**TASK PROMPT:** Return all the data, word for word.

**DATA LINES:**
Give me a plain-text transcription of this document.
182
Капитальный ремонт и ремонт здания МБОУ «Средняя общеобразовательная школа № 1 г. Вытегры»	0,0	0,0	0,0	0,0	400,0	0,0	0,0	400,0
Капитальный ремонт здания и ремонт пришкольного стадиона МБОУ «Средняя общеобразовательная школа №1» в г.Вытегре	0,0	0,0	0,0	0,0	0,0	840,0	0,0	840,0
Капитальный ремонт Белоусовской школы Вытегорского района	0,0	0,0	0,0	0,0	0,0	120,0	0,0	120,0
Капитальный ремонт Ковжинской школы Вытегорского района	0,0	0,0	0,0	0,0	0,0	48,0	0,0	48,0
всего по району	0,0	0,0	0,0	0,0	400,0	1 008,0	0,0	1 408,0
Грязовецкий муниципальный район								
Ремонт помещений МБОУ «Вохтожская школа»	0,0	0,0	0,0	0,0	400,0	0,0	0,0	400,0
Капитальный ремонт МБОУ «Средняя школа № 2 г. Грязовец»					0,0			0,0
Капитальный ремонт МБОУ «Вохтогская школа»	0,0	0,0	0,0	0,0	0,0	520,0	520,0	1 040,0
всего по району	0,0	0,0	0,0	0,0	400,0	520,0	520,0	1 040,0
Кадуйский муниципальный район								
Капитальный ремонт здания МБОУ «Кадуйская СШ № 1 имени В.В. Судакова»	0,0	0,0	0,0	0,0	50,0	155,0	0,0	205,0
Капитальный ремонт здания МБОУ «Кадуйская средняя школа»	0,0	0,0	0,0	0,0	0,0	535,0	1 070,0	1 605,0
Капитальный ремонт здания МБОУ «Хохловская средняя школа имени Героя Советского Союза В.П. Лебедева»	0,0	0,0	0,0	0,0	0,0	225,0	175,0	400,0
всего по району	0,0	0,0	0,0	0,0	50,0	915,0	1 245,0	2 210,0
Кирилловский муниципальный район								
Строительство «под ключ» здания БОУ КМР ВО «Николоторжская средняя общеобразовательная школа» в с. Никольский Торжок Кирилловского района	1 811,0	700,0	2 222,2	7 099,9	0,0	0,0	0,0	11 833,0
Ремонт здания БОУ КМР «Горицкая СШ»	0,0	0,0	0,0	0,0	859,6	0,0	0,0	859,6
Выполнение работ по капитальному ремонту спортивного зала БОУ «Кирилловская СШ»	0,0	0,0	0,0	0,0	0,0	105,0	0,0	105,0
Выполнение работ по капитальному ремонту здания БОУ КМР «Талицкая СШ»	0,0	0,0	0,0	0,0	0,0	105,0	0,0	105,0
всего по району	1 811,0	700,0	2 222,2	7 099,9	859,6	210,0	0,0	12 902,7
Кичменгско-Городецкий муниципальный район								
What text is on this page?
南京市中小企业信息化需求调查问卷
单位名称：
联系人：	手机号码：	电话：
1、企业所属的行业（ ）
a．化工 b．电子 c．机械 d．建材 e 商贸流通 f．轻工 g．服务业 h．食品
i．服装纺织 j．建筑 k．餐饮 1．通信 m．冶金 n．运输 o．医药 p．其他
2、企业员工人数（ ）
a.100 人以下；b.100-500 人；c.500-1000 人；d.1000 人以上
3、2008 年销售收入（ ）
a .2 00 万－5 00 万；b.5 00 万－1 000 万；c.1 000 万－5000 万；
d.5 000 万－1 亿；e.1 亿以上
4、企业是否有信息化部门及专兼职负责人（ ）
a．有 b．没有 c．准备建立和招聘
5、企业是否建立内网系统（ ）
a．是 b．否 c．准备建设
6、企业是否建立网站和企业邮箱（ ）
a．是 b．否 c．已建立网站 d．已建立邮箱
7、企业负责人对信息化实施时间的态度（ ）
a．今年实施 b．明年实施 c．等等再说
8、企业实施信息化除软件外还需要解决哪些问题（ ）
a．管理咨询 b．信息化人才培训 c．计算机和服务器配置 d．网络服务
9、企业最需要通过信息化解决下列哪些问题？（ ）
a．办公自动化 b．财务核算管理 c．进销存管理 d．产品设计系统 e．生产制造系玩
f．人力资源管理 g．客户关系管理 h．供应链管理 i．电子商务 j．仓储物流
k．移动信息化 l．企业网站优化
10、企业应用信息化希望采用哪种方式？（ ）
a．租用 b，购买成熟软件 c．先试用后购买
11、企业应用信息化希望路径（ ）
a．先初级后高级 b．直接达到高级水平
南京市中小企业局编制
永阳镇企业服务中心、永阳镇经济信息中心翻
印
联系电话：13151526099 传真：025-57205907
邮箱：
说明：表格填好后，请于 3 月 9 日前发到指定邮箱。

**TASK RESULT:**
Give me a plain-text transcription of this document.
182
Капитальный ремонт и ремонт здания МБОУ «Средняя общеобразовательная школа № 1 г. Вытегры»	0,0	0,0	0,0	0,0	400,0	0,0	0,0	400,0
Капитальный ремонт здания и ремонт пришкольного стадиона МБОУ «Средняя общеобразовательная школа №1» в г.Вытегре	0,0	0,0	0,0	0,0	0,0	840,0	0,0	840,0
Капитальный ремонт Белоусовской школы Вытегорского района	0,0	0,0	0,0	0,0	0,0	120,0	0,0	120,0
Капитальный ремонт Ковжинской школы Вытегорского района	0,0	0,0	0,0	0,0	0,0	48,0	0,0	48,0
всего по району	0,0	0,0	0,0	0,0	400,0	1 008,0	0,0	1 408,0
Грязовецкий муниципальный район								
Ремонт помещений МБОУ «Вохтожская школа»	0,0	0,0	0,0	0,0	400,0	0,0	0,0	400,0
Капитальный ремонт МБОУ «Средняя школа № 2 г. Грязовец»					0,0			0,0
Капитальный ремонт МБОУ «Вохтогская школа»	0,0	0,0	0,0	0,0	0,0	520,0	520,0	1 040,0
всего по району	0,0	0,0	0,0	0,0	400,0	520,0	520,0	1 040,0
Кадуйский муниципальный район								
Капитальный ремонт здания МБОУ «Кадуйская СШ № 1 имени В.В. Судакова»	0,0	0,0	0,0	0,0	50,0	155,0	0,0	205,0
Капитальный ремонт здания МБОУ «Кадуйская средняя школа»	0,0	0,0	0,0	0,0	0,0	535,0	1 070,0	1 605,0
Капитальный ремонт здания МБОУ «Хохловская средняя школа имени Героя Советского Союза В.П. Лебедева»	0,0	0,0	0,0	0,0	0,0	225,0	175,0	400,0
всего по району	0,0	0,0	0,0	0,0	50,0	915,0	1 245,0	2 210,0
Кирилловский муниципальный район								
Строительство «под ключ» здания БОУ КМР ВО «Николоторжская средняя общеобразовательная школа» в с. Никольский Торжок Кирилловского района	1 811,0	700,0	2 222,2	7 099,9	0,0	0,0	0,0	11 833,0
Ремонт здания БОУ КМР «Горицкая СШ»	0,0	0,0	0,0	0,0	859,6	0,0	0,0	859,6
Выполнение работ по капитальному ремонту спортивного зала БОУ «Кирилловская СШ»	0,0	0,0	0,0	0,0	0,0	105,0	0,0	105,0
Выполнение работ по капитальному ремонту здания БОУ КМР «Талицкая СШ»	0,0	0,0	0,0	0,0	0,0	105,0	0,0	105,0
всего по району	1 811,0	700,0	2 222,2	7 099,9	859,6	210,0	0,0	12 902,7
Кичменгско-Городецкий муниципальный район								
What text is on this page?
南京市中小企业信息化需求调查问卷
单位名称：
联系人：	手机号码：	电话：
1、企业所属的行业（ ）
a．化工 b．电子 c．机械 d．建材 e 商贸流通 f．轻工 g．服务业 h．食品
i．服装纺织 j．建筑 k．餐饮 1．通信 m．冶金 n．运输 o．医药 p．其他
2、企业员工人数（ ）
a.100 人以下；b.100-500 人；c.500-1000 人；d.1000 人以上
3、2008 年销售收入（ ）
a .2 00 万－5 00 万；b.5 00 万－1 000 万；c.1 000 万－5000 万；
d.5 000 万－1 亿；e.1 亿以上
4、企业是否有信息化部门及专兼职负责人（ ）
a．有 b．没有 c．准备建立和招聘
5、企业是否建立内网系统（ ）
a．是 b．否 c．准备建设
6、企业是否建立网站和企业邮箱（ ）
a．是 b．否 c．已建立网站 d．已建立邮箱
7、企业负责人对信息化实施时间的态度（ ）
a．今年实施 b．明年实施 c．等等再说
8、企业实施信息化除软件外还需要解决哪些问题（ ）
a．管理咨询 b．信息化人才培训 c．计算机和服务器配置 d．网络服务
9、企业最需要通过信息化解决下列哪些问题？（ ）
a．办公自动化 b．财务核算管理 c．进销存管理 d．产品设计系统 e．生产制造系玩
f．人力资源管理 g．客户关系管理 h．供应链管理 i．电子商务 j．仓储物流
k．移动信息化 l．企业网站优化
10、企业应用信息化希望采用哪种方式？（ ）
a．租用 b，购买成熟软件 c．先试用后购买
11、企业应用信息化希望路径（ ）
a．先初级后高级 b．直接达到高级水平
南京市中小企业局编制
永阳镇企业服务中心、永阳镇经济信息中心翻
印
联系电话：13151526099 传真：025-57205907
邮箱：
说明：表格填好后，请于 3 月 9 日前发到指定邮箱。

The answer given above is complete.